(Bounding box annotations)
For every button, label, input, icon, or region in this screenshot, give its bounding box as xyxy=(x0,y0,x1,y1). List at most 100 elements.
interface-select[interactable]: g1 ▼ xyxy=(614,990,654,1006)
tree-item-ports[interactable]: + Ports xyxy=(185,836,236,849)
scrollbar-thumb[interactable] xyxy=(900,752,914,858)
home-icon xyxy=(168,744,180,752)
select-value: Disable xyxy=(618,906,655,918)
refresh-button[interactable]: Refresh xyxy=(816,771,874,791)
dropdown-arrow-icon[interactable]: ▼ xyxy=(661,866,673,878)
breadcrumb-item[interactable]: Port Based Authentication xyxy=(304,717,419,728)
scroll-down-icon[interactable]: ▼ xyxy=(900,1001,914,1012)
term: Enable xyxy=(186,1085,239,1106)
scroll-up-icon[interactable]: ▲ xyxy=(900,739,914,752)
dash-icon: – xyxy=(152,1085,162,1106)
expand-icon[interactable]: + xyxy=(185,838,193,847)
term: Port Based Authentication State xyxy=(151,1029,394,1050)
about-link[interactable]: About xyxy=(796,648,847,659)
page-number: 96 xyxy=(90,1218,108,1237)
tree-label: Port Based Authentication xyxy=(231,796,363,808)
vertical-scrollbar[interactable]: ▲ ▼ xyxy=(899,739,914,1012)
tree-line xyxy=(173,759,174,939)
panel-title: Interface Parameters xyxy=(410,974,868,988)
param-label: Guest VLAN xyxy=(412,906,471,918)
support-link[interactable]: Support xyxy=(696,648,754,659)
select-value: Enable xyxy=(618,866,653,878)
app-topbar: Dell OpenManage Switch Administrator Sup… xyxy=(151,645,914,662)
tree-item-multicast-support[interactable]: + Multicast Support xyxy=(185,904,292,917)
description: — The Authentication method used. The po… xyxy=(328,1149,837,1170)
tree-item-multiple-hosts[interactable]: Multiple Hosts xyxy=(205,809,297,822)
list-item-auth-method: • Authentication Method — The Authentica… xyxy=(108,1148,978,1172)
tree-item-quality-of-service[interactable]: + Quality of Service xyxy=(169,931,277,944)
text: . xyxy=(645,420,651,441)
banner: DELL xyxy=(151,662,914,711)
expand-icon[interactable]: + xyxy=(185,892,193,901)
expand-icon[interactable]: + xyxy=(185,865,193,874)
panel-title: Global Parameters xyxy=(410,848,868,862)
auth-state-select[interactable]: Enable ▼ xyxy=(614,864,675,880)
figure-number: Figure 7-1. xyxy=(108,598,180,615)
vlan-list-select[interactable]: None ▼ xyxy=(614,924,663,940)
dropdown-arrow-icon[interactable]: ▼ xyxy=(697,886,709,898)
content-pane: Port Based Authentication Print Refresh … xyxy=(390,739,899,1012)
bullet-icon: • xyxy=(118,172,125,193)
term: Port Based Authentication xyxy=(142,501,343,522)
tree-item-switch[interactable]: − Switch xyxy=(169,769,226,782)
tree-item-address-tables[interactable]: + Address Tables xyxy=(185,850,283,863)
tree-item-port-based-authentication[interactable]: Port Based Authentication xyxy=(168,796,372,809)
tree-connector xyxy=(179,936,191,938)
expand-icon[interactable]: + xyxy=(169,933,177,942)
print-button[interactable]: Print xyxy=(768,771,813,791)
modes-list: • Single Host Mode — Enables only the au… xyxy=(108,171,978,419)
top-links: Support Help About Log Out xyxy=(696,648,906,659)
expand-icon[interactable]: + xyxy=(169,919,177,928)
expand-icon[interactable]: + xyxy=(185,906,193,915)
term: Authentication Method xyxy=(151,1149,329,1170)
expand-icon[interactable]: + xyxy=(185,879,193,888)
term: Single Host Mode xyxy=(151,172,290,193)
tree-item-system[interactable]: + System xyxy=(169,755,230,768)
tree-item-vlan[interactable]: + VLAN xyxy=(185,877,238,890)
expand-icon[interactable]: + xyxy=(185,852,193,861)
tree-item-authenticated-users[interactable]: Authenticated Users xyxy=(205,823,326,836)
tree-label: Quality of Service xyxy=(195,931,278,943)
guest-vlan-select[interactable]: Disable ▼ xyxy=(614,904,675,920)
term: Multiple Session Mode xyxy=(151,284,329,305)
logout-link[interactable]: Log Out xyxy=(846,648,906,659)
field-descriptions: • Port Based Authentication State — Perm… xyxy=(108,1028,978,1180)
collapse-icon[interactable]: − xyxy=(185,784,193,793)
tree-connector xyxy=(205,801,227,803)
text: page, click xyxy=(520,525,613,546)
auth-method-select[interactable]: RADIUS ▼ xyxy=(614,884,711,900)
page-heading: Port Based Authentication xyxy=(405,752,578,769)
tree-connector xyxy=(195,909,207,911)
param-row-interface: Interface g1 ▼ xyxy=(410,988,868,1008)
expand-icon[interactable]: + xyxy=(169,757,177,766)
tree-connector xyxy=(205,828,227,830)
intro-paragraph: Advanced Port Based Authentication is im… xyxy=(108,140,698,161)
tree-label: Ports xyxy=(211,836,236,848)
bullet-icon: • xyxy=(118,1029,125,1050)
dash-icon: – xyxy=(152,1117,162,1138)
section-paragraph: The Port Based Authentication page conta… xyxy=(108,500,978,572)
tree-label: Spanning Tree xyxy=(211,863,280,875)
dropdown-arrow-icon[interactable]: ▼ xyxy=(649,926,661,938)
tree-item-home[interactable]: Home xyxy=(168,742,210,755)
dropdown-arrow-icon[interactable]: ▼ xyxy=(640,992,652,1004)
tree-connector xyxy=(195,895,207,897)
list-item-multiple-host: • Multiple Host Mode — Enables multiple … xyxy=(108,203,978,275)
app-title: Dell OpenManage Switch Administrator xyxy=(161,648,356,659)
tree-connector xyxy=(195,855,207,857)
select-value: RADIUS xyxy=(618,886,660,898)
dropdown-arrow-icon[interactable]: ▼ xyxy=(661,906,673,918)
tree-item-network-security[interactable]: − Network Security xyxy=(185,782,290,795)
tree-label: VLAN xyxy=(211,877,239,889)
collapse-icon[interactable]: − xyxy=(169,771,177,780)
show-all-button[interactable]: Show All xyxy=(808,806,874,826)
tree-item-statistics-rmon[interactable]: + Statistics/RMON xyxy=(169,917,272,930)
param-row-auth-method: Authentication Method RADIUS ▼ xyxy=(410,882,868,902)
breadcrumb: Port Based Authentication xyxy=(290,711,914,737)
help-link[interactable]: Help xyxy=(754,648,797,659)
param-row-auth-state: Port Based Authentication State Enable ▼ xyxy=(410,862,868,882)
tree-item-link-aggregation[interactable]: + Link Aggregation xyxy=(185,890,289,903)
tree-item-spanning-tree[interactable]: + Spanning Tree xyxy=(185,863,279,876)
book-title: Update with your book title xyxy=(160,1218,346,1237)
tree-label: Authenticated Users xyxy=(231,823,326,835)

- **The task**
Pull out every line of the listing that contains the string "breadcrumb", treating uppercase and lowercase as different.

- **Complete output**
breadcrumb-item[interactable]: Port Based Authentication xyxy=(304,717,419,728)
breadcrumb: Port Based Authentication xyxy=(290,711,914,737)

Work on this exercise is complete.